» **GIVEN ENTRIES**
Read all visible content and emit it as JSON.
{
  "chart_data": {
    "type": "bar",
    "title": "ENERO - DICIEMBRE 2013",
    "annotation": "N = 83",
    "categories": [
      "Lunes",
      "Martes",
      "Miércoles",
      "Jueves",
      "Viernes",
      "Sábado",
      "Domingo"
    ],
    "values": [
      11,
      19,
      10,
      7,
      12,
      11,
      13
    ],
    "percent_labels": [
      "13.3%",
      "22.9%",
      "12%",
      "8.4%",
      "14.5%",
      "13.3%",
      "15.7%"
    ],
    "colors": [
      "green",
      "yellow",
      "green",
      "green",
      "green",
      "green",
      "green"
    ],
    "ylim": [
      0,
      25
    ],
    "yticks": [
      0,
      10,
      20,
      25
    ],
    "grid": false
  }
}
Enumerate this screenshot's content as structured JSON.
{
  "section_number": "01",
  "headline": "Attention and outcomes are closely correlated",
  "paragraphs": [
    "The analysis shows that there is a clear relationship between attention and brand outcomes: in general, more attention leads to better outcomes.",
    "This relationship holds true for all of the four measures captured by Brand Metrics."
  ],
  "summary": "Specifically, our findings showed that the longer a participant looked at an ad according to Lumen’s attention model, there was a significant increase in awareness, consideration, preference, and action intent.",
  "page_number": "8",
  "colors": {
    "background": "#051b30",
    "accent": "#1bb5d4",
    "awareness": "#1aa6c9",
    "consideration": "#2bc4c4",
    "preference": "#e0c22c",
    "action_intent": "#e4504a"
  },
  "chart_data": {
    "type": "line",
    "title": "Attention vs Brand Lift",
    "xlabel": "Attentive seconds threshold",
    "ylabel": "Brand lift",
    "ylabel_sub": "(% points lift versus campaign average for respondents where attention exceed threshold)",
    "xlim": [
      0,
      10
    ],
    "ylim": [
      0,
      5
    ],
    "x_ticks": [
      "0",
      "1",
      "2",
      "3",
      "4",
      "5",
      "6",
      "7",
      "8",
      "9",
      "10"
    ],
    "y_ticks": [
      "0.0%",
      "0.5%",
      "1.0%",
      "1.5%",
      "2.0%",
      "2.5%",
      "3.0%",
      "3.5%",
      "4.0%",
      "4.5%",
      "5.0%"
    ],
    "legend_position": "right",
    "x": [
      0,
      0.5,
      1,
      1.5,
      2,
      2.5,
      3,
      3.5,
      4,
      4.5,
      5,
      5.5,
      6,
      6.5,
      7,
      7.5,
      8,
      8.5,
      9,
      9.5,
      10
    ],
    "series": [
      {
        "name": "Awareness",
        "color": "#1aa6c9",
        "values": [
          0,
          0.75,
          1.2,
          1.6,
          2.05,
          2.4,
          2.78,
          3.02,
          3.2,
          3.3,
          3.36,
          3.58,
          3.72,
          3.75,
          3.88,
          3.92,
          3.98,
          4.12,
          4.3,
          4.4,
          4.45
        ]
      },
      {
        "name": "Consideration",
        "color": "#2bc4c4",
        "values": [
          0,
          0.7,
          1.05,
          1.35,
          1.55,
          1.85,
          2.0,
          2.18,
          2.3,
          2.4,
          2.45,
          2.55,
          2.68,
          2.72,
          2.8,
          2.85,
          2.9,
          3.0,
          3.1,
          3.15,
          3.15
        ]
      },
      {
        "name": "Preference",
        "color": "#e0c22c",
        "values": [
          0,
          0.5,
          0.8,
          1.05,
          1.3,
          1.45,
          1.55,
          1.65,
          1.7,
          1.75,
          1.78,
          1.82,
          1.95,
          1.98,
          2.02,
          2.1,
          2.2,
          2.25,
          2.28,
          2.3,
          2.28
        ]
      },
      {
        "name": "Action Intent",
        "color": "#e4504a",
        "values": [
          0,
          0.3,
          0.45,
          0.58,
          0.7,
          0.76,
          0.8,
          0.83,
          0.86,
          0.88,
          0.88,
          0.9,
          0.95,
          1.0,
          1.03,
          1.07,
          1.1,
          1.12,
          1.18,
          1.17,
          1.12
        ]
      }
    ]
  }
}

» **THE EXERCISE**
Above are entries; state the number of lines among them that contain "JSON", and nothing else.

» **RESPONSE**
2